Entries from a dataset
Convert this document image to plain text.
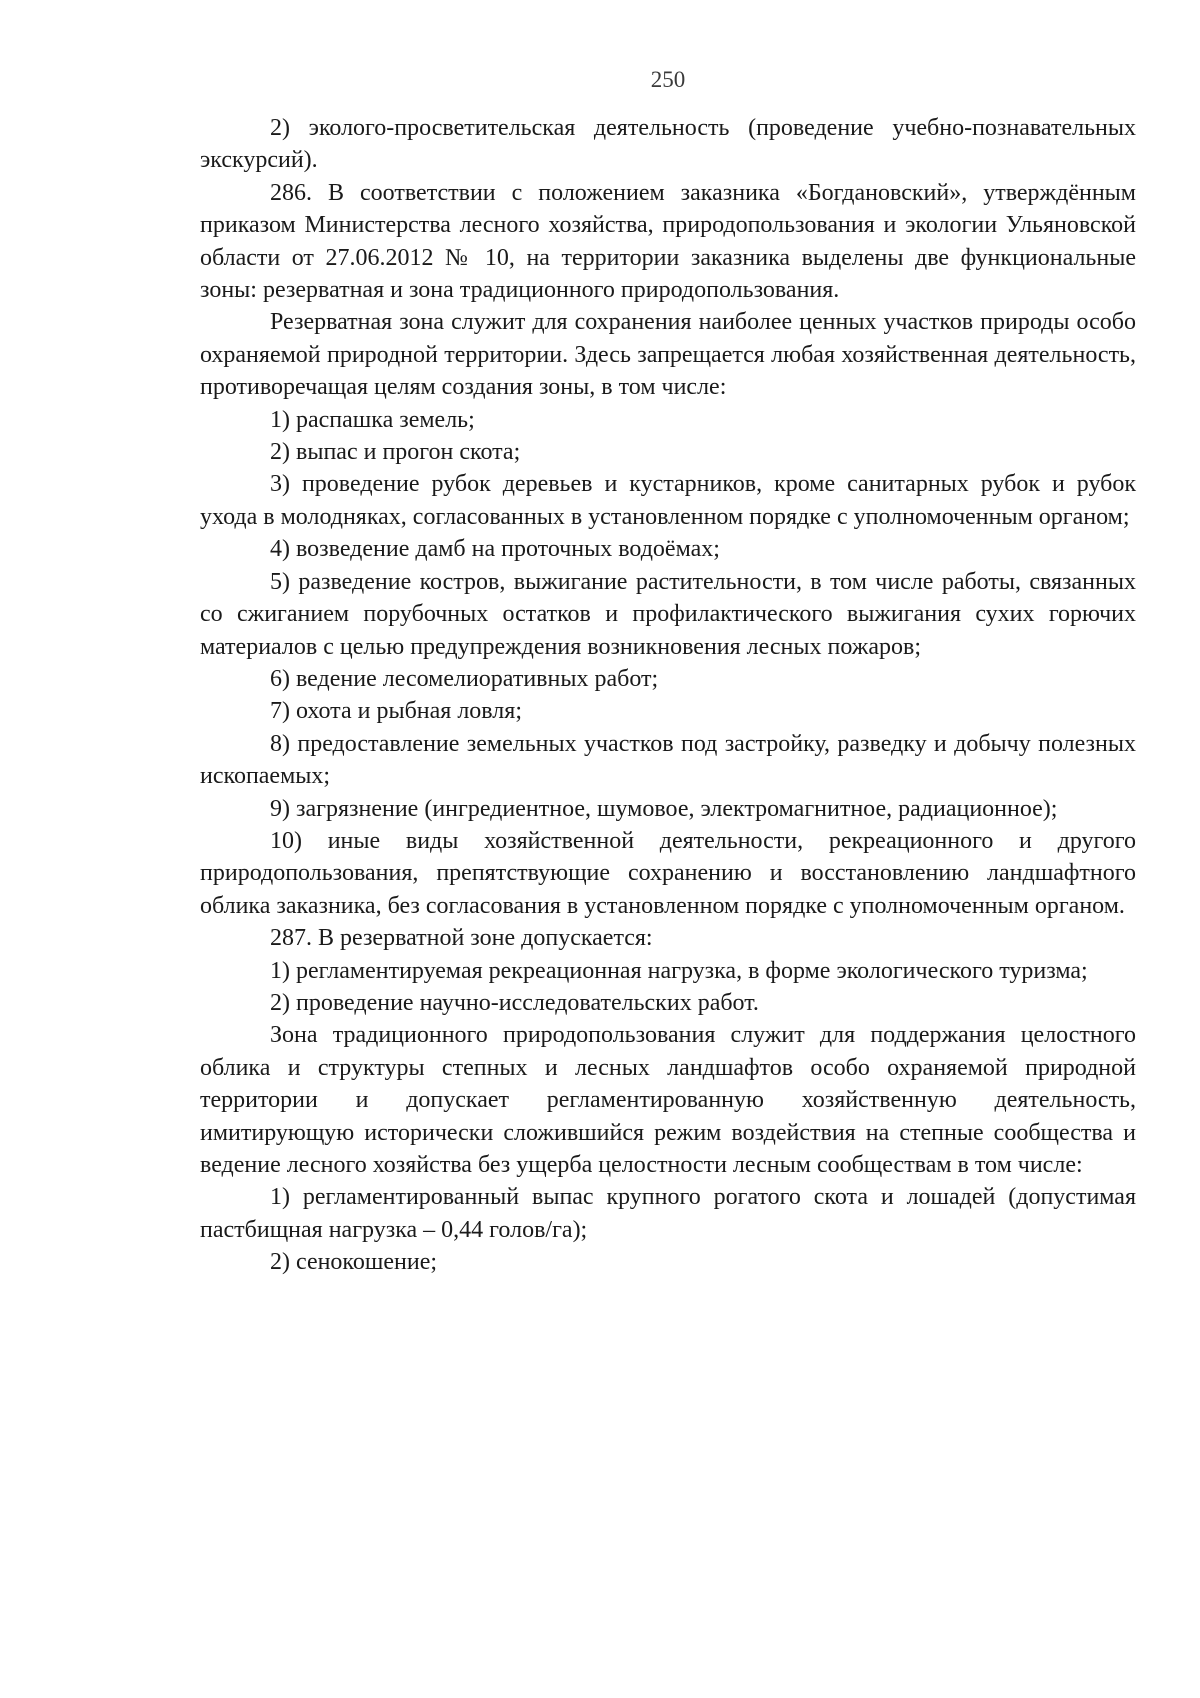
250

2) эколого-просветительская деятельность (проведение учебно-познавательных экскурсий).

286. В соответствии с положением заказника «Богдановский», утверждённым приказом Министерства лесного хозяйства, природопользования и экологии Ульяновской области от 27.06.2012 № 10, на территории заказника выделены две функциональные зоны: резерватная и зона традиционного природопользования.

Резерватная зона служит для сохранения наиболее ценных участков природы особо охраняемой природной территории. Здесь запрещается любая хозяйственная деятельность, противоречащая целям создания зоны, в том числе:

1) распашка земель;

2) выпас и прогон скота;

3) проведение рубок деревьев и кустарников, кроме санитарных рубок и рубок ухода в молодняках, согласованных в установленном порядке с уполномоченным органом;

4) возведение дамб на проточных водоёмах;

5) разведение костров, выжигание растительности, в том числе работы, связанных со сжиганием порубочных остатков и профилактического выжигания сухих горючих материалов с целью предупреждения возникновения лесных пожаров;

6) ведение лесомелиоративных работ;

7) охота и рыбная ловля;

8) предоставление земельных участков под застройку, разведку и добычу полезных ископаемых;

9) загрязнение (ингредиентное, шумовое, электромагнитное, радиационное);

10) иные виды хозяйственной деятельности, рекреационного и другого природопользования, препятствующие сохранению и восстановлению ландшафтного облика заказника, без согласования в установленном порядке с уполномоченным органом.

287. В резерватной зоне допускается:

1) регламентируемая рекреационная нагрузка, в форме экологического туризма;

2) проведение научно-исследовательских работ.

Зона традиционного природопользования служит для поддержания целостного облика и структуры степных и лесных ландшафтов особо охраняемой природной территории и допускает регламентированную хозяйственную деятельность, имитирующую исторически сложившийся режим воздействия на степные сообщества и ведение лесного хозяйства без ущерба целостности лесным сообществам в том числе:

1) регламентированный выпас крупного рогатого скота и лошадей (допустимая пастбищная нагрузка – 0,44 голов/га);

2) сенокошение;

Stated task: All of the data above should be quoted exactly, except for the pictures.

Solution:
Convert this document image to plain text.
250

2) эколого-просветительская деятельность (проведение учебно-познавательных экскурсий).

286. В соответствии с положением заказника «Богдановский», утверждённым приказом Министерства лесного хозяйства, природопользования и экологии Ульяновской области от 27.06.2012 № 10, на территории заказника выделены две функциональные зоны: резерватная и зона традиционного природопользования.

Резерватная зона служит для сохранения наиболее ценных участков природы особо охраняемой природной территории. Здесь запрещается любая хозяйственная деятельность, противоречащая целям создания зоны, в том числе:

1) распашка земель;

2) выпас и прогон скота;

3) проведение рубок деревьев и кустарников, кроме санитарных рубок и рубок ухода в молодняках, согласованных в установленном порядке с уполномоченным органом;

4) возведение дамб на проточных водоёмах;

5) разведение костров, выжигание растительности, в том числе работы, связанных со сжиганием порубочных остатков и профилактического выжигания сухих горючих материалов с целью предупреждения возникновения лесных пожаров;

6) ведение лесомелиоративных работ;

7) охота и рыбная ловля;

8) предоставление земельных участков под застройку, разведку и добычу полезных ископаемых;

9) загрязнение (ингредиентное, шумовое, электромагнитное, радиационное);

10) иные виды хозяйственной деятельности, рекреационного и другого природопользования, препятствующие сохранению и восстановлению ландшафтного облика заказника, без согласования в установленном порядке с уполномоченным органом.

287. В резерватной зоне допускается:

1) регламентируемая рекреационная нагрузка, в форме экологического туризма;

2) проведение научно-исследовательских работ.

Зона традиционного природопользования служит для поддержания целостного облика и структуры степных и лесных ландшафтов особо охраняемой природной территории и допускает регламентированную хозяйственную деятельность, имитирующую исторически сложившийся режим воздействия на степные сообщества и ведение лесного хозяйства без ущерба целостности лесным сообществам в том числе:

1) регламентированный выпас крупного рогатого скота и лошадей (допустимая пастбищная нагрузка – 0,44 голов/га);

2) сенокошение;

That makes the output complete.